### Exercise prompt
In the text on carotenoid esterification, replace "total carotenoid content" with "total carotenoid concentration" and write out the stretch from "We tested the" through "samples (r = 0.459, p = 0.182).".

### Text excerpt
______

HPLC chromatograms of carotenoid extracts from corolla tubes of XES-OX and WT plants. Saponified and non-saponified carotenoid extracts from 0.025 g fresh weight of tubes were analyzed by HPLC. Peaks: (1) (all-E)-neoxanthin; (2) (all-E)-violaxanthin; (3) (9′Z)-neoxanthin; (4) (9Z)-violaxanthin; (5) unknown xanthophyll; (6) (all-E)-lutein; (7) (all-E)-antheraxanthin + (all-E)-zeaxanthin; (8) (all-E)-β-cryptoxanthin; (9) (all-E)-β-carotene; Chla, chlorophyll a; Chlb, chlorophyll b. Asterisks shows peaks of esterified xanthophylls. Y-axis indicates milli-absorbance units (mAU).

We tested the relationship between esterification percentage and total carotenoid content by Pearson’s correlation analysis (Fig. S3). There was a weak positive correlation between esterification percentage and total carotenoid content in all limb and tube samples (r = 0.396, p = 0.030; WT was included in all analyses). The trends differed between IoXES-OX and SlXES-OX/TeXES plants. In SlXES-OX and TeXES-OX plants, there was a strong positive correlation between esterification percentage and total carotenoid content (SlXES-OX: r = 0.829, p < 0.001; TeXES-OX: r = 0.911, p < 0.001). In IoXES-OX plants, there was a moderately positive correlation between esterification percentage and total carotenoid content in all samples (r = 0.459, p = 0.182).

______

### Records
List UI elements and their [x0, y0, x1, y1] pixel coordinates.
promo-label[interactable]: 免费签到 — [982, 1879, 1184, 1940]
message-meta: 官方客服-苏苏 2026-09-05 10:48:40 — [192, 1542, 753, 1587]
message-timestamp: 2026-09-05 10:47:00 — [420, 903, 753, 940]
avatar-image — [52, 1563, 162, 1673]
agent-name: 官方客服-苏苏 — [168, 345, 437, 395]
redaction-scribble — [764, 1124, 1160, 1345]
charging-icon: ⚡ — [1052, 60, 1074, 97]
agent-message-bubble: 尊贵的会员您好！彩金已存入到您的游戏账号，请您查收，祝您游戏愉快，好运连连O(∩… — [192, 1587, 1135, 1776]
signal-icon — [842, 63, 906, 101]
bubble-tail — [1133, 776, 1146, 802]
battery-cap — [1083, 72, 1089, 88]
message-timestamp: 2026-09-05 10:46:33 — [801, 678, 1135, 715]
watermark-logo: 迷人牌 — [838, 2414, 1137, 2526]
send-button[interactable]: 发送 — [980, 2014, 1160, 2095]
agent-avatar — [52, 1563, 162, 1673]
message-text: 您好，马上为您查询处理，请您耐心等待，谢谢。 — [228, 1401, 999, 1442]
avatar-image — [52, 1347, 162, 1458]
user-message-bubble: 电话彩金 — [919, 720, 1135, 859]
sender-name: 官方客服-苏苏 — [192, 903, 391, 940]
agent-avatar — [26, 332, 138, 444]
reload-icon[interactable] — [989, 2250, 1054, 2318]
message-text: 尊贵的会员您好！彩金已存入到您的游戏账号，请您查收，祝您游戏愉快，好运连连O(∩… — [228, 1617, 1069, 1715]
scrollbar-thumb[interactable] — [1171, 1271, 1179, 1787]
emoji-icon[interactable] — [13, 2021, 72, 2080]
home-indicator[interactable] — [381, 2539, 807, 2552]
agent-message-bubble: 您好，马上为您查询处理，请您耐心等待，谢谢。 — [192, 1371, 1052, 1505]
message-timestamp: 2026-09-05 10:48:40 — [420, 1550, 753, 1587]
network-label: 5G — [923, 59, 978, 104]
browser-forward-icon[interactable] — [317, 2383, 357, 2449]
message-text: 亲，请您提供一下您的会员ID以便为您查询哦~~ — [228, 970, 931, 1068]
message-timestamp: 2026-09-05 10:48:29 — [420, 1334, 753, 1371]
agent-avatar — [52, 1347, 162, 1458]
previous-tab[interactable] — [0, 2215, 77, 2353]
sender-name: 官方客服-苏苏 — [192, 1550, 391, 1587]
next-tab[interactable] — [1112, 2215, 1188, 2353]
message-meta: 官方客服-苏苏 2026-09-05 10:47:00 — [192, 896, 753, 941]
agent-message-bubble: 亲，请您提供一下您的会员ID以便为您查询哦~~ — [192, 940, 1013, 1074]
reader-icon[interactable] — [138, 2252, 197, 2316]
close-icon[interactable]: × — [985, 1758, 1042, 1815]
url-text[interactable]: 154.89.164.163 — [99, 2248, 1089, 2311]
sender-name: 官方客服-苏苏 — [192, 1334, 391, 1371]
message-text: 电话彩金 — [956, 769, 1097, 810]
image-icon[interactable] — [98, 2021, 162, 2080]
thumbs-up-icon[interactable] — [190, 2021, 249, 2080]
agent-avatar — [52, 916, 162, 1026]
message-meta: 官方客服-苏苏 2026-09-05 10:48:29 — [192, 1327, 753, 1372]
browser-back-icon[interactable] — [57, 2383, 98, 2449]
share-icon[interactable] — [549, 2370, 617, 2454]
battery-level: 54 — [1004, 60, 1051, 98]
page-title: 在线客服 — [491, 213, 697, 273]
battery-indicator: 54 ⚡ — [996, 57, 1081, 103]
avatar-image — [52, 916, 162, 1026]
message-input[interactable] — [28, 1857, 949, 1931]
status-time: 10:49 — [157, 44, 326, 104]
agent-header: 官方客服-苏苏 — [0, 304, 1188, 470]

______

### Worked solution
We tested the relationship between esterification percentage and total carotenoid concentration by Pearson’s correlation analysis (Fig. S3). There was a weak positive correlation between esterification percentage and total carotenoid concentration in all limb and tube samples (r = 0.396, p = 0.030; WT was included in all analyses). The trends differed between IoXES-OX and SlXES-OX/TeXES plants. In SlXES-OX and TeXES-OX plants, there was a strong positive correlation between esterification percentage and total carotenoid concentration (SlXES-OX: r = 0.829, p < 0.001; TeXES-OX: r = 0.911, p < 0.001). In IoXES-OX plants, there was a moderately positive correlation between esterification percentage and total carotenoid concentration in all samples (r = 0.459, p = 0.182).